_EXERCISE INPUTS_

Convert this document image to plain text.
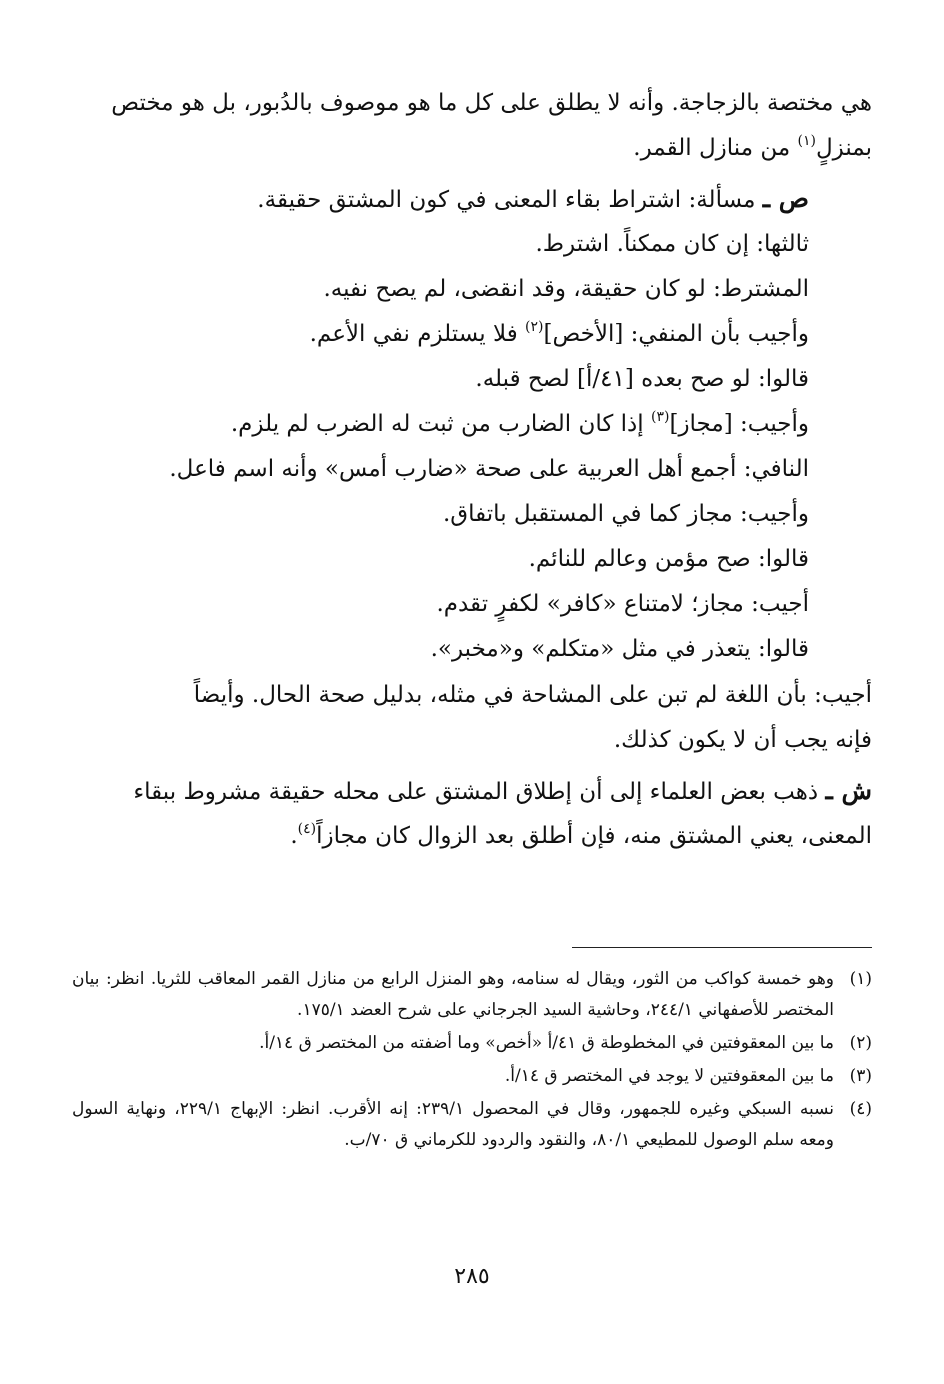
هي مختصة بالزجاجة. وأنه لا يطلق على كل ما هو موصوف بالدُبور، بل هو مختص
بمنزلٍ$^{(١)}$ من منازل القمر.

ص ـ مسألة: اشتراط بقاء المعنى في كون المشتق حقيقة.
ثالثها: إن كان ممكناً. اشترط.
المشترط: لو كان حقيقة، وقد انقضى، لم يصح نفيه.
وأجيب بأن المنفي: [الأخص]$^{(٢)}$ فلا يستلزم نفي الأعم.
قالوا: لو صح بعده [٤١/أ] لصح قبله.
وأجيب: [مجاز]$^{(٣)}$ إذا كان الضارب من ثبت له الضرب لم يلزم.
النافي: أجمع أهل العربية على صحة «ضارب أمس» وأنه اسم فاعل.
وأجيب: مجاز كما في المستقبل باتفاق.
قالوا: صح مؤمن وعالم للنائم.
أجيب: مجاز؛ لامتناع «كافر» لكفرٍ تقدم.
قالوا: يتعذر في مثل «متكلم» و«مخبر».

أجيب: بأن اللغة لم تبن على المشاحة في مثله، بدليل صحة الحال. وأيضاً
فإنه يجب أن لا يكون كذلك.

ش ـ ذهب بعض العلماء إلى أن إطلاق المشتق على محله حقيقة مشروط ببقاء
المعنى، يعني المشتق منه، فإن أطلق بعد الزوال كان مجازاً$^{(٤)}$.

(١)
وهو خمسة كواكب من الثور، ويقال له سنامه، وهو المنزل الرابع من منازل القمر المعاقب للثريا. انظر: بيان المختصر للأصفهاني ٢٤٤/١، وحاشية السيد الجرجاني على شرح العضد ١٧٥/١.
(٢)
ما بين المعقوفتين في المخطوطة ق ٤١/أ «أخص» وما أضفته من المختصر ق ١٤/أ.
(٣)
ما بين المعقوفتين لا يوجد في المختصر ق ١٤/أ.
(٤)
نسبه السبكي وغيره للجمهور، وقال في المحصول ٢٣٩/١: إنه الأقرب. انظر: الإبهاج ٢٢٩/١، ونهاية السول ومعه سلم الوصول للمطيعي ٨٠/١، والنقود والردود للكرماني ق ٧٠/ب.
٢٨٥
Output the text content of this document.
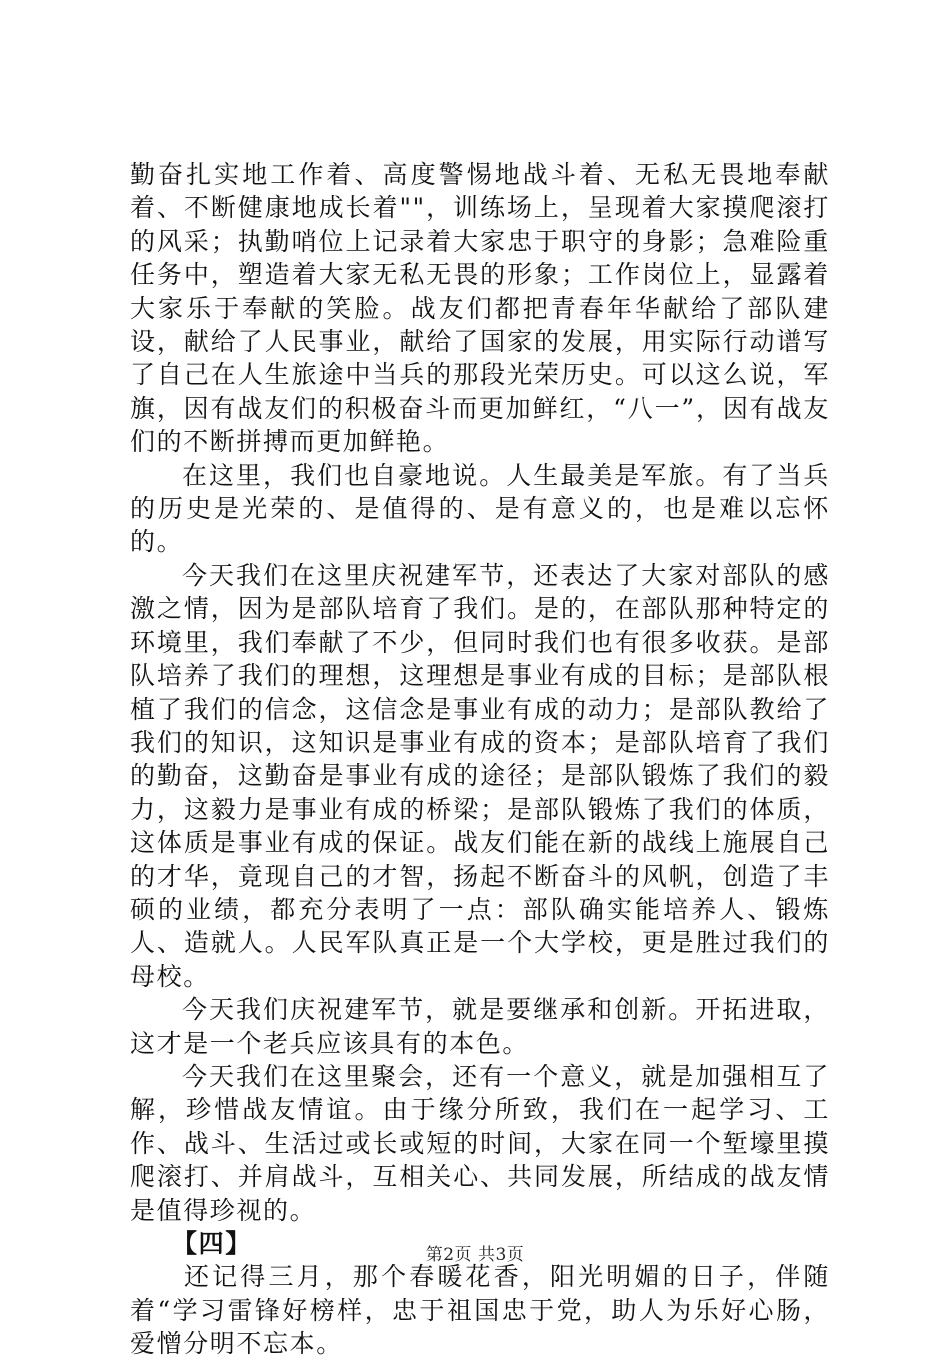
勤奋扎实地工作着、高度警惕地战斗着、无私无畏地奉献着、不断健康地成长着""，训练场上，呈现着大家摸爬滚打的风采；执勤哨位上记录着大家忠于职守的身影；急难险重任务中，塑造着大家无私无畏的形象；工作岗位上，显露着大家乐于奉献的笑脸。战友们都把青春年华献给了部队建设，献给了人民事业，献给了国家的发展，用实际行动谱写了自己在人生旅途中当兵的那段光荣历史。可以这么说，军旗，因有战友们的积极奋斗而更加鲜红，“八一”，因有战友们的不断拼搏而更加鲜艳。

在这里，我们也自豪地说。人生最美是军旅。有了当兵的历史是光荣的、是值得的、是有意义的，也是难以忘怀的。

今天我们在这里庆祝建军节，还表达了大家对部队的感激之情，因为是部队培育了我们。是的，在部队那种特定的环境里，我们奉献了不少，但同时我们也有很多收获。是部队培养了我们的理想，这理想是事业有成的目标；是部队根植了我们的信念，这信念是事业有成的动力；是部队教给了我们的知识，这知识是事业有成的资本；是部队培育了我们的勤奋，这勤奋是事业有成的途径；是部队锻炼了我们的毅力，这毅力是事业有成的桥梁；是部队锻炼了我们的体质，这体质是事业有成的保证。战友们能在新的战线上施展自己的才华，竟现自己的才智，扬起不断奋斗的风帆，创造了丰硕的业绩，都充分表明了一点：部队确实能培养人、锻炼人、造就人。人民军队真正是一个大学校，更是胜过我们的母校。

今天我们庆祝建军节，就是要继承和创新。开拓进取，这才是一个老兵应该具有的本色。

今天我们在这里聚会，还有一个意义，就是加强相互了解，珍惜战友情谊。由于缘分所致，我们在一起学习、工作、战斗、生活过或长或短的时间，大家在同一个堑壕里摸爬滚打、并肩战斗，互相关心、共同发展，所结成的战友情是值得珍视的。

【四】

还记得三月，那个春暖花香，阳光明媚的日子，伴随着“学习雷锋好榜样，忠于祖国忠于党，助人为乐好心肠，爱憎分明不忘本。

第2页 共3页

_DO THIS_
Omit the pictures and give the material again, exactly and in full.

_RESPONSE TO THIS EXERCISE_
Convert this document image to plain text.
هي مختصة بالزجاجة. وأنه لا يطلق على كل ما هو موصوف بالدُبور، بل هو مختص
بمنزلٍ$^{(١)}$ من منازل القمر.

ص ـ مسألة: اشتراط بقاء المعنى في كون المشتق حقيقة.
ثالثها: إن كان ممكناً. اشترط.
المشترط: لو كان حقيقة، وقد انقضى، لم يصح نفيه.
وأجيب بأن المنفي: [الأخص]$^{(٢)}$ فلا يستلزم نفي الأعم.
قالوا: لو صح بعده [٤١/أ] لصح قبله.
وأجيب: [مجاز]$^{(٣)}$ إذا كان الضارب من ثبت له الضرب لم يلزم.
النافي: أجمع أهل العربية على صحة «ضارب أمس» وأنه اسم فاعل.
وأجيب: مجاز كما في المستقبل باتفاق.
قالوا: صح مؤمن وعالم للنائم.
أجيب: مجاز؛ لامتناع «كافر» لكفرٍ تقدم.
قالوا: يتعذر في مثل «متكلم» و«مخبر».

أجيب: بأن اللغة لم تبن على المشاحة في مثله، بدليل صحة الحال. وأيضاً
فإنه يجب أن لا يكون كذلك.

ش ـ ذهب بعض العلماء إلى أن إطلاق المشتق على محله حقيقة مشروط ببقاء
المعنى، يعني المشتق منه، فإن أطلق بعد الزوال كان مجازاً$^{(٤)}$.

(١)
وهو خمسة كواكب من الثور، ويقال له سنامه، وهو المنزل الرابع من منازل القمر المعاقب للثريا. انظر: بيان المختصر للأصفهاني ٢٤٤/١، وحاشية السيد الجرجاني على شرح العضد ١٧٥/١.
(٢)
ما بين المعقوفتين في المخطوطة ق ٤١/أ «أخص» وما أضفته من المختصر ق ١٤/أ.
(٣)
ما بين المعقوفتين لا يوجد في المختصر ق ١٤/أ.
(٤)
نسبه السبكي وغيره للجمهور، وقال في المحصول ٢٣٩/١: إنه الأقرب. انظر: الإبهاج ٢٢٩/١، ونهاية السول ومعه سلم الوصول للمطيعي ٨٠/١، والنقود والردود للكرماني ق ٧٠/ب.
٢٨٥
Output the text content of this document.
勤奋扎实地工作着、高度警惕地战斗着、无私无畏地奉献着、不断健康地成长着""，训练场上，呈现着大家摸爬滚打的风采；执勤哨位上记录着大家忠于职守的身影；急难险重任务中，塑造着大家无私无畏的形象；工作岗位上，显露着大家乐于奉献的笑脸。战友们都把青春年华献给了部队建设，献给了人民事业，献给了国家的发展，用实际行动谱写了自己在人生旅途中当兵的那段光荣历史。可以这么说，军旗，因有战友们的积极奋斗而更加鲜红，“八一”，因有战友们的不断拼搏而更加鲜艳。

在这里，我们也自豪地说。人生最美是军旅。有了当兵的历史是光荣的、是值得的、是有意义的，也是难以忘怀的。

今天我们在这里庆祝建军节，还表达了大家对部队的感激之情，因为是部队培育了我们。是的，在部队那种特定的环境里，我们奉献了不少，但同时我们也有很多收获。是部队培养了我们的理想，这理想是事业有成的目标；是部队根植了我们的信念，这信念是事业有成的动力；是部队教给了我们的知识，这知识是事业有成的资本；是部队培育了我们的勤奋，这勤奋是事业有成的途径；是部队锻炼了我们的毅力，这毅力是事业有成的桥梁；是部队锻炼了我们的体质，这体质是事业有成的保证。战友们能在新的战线上施展自己的才华，竟现自己的才智，扬起不断奋斗的风帆，创造了丰硕的业绩，都充分表明了一点：部队确实能培养人、锻炼人、造就人。人民军队真正是一个大学校，更是胜过我们的母校。

今天我们庆祝建军节，就是要继承和创新。开拓进取，这才是一个老兵应该具有的本色。

今天我们在这里聚会，还有一个意义，就是加强相互了解，珍惜战友情谊。由于缘分所致，我们在一起学习、工作、战斗、生活过或长或短的时间，大家在同一个堑壕里摸爬滚打、并肩战斗，互相关心、共同发展，所结成的战友情是值得珍视的。

【四】

还记得三月，那个春暖花香，阳光明媚的日子，伴随着“学习雷锋好榜样，忠于祖国忠于党，助人为乐好心肠，爱憎分明不忘本。

第2页 共3页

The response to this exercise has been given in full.